>> begin DATA TO PROCESS
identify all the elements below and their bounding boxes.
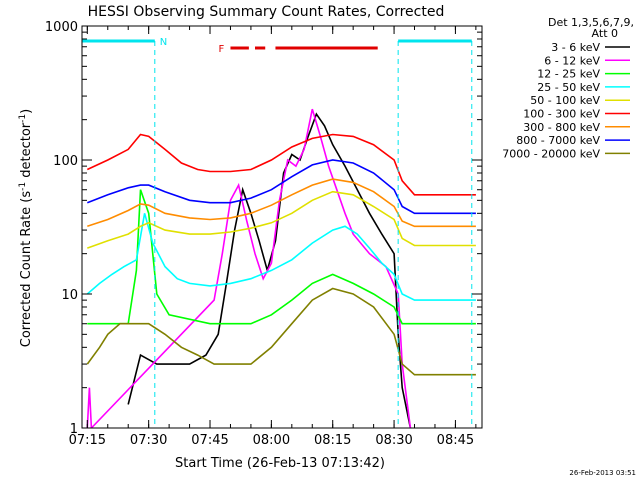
night-marker-label: N <box>160 37 167 48</box>
series-line <box>87 189 476 325</box>
x-tick-label: 07:15 <box>69 433 106 448</box>
legend-label: 300 - 800 keV <box>523 121 600 134</box>
y-axis-label-sup: -1 <box>18 114 28 123</box>
y-tick-label: 1 <box>70 422 78 437</box>
x-tick-label: 07:30 <box>130 433 167 448</box>
y-tick-label: 100 <box>53 154 78 169</box>
timestamp: 26-Feb-2013 03:51 <box>569 469 636 477</box>
legend-label: 12 - 25 keV <box>537 68 600 81</box>
y-axis-label-part: ) <box>19 109 34 114</box>
y-axis-label-sup: -1 <box>18 182 28 191</box>
y-tick-label: 1000 <box>45 20 78 35</box>
legend-label: 7000 - 20000 keV <box>502 147 600 160</box>
y-axis-label-part: detector <box>19 122 34 182</box>
series-line <box>87 178 476 228</box>
x-tick-label: 07:45 <box>191 433 228 448</box>
series-line <box>87 159 476 215</box>
y-axis: 1 10 100 1000 <box>45 20 482 437</box>
legend-header-line: Att 0 <box>592 27 618 40</box>
x-tick-label: 08:45 <box>437 433 474 448</box>
legend-label: 25 - 50 keV <box>537 81 600 94</box>
y-axis-label: Corrected Count Rate (s-1 detector-1) <box>18 109 34 347</box>
series-line <box>86 108 412 428</box>
legend-label: 100 - 300 keV <box>523 108 600 121</box>
legend-label: 800 - 7000 keV <box>516 134 600 147</box>
legend-label: 50 - 100 keV <box>530 94 600 107</box>
series-line <box>86 133 476 196</box>
chart-title: HESSI Observing Summary Count Rates, Cor… <box>88 4 445 20</box>
x-tick-label: 08:15 <box>314 433 351 448</box>
x-axis-label: Start Time (26-Feb-13 07:13:42) <box>175 456 385 471</box>
legend-header-line: Det 1,3,5,6,7,9, <box>548 16 634 29</box>
y-axis-label-part: Corrected Count Rate (s <box>19 191 34 348</box>
legend-label: 6 - 12 keV <box>544 54 600 67</box>
annotation-layer: NF <box>82 37 473 428</box>
x-tick-label: 08:00 <box>253 433 290 448</box>
x-tick-label: 08:30 <box>375 433 412 448</box>
series-line <box>86 213 476 301</box>
series-layer <box>86 108 476 428</box>
x-axis: 07:15 07:30 07:45 08:00 08:15 08:30 08:45 <box>69 26 477 448</box>
flare-marker-label: F <box>218 44 224 55</box>
series-line <box>87 190 476 249</box>
y-tick-label: 10 <box>61 288 78 303</box>
series-line <box>127 112 412 428</box>
series-line <box>86 287 476 376</box>
legend-label: 3 - 6 keV <box>551 41 600 54</box>
plot-frame <box>81 25 483 429</box>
>> end DATA TO PROCESS
| CHALLENGE |
Copy out the stretch of the records above from the line containing "night-marker-label: N <box>160" through the line containing "y-tick-label: 1 <box>70 422 78 437</box>", character for character, with both of those lines included.

| WRITTEN RESPONSE |
night-marker-label: N <box>160 37 167 48</box>
series-line <box>87 189 476 325</box>
x-tick-label: 07:15 <box>69 433 106 448</box>
legend-label: 300 - 800 keV <box>523 121 600 134</box>
y-axis-label-sup: -1 <box>18 114 28 123</box>
y-tick-label: 1 <box>70 422 78 437</box>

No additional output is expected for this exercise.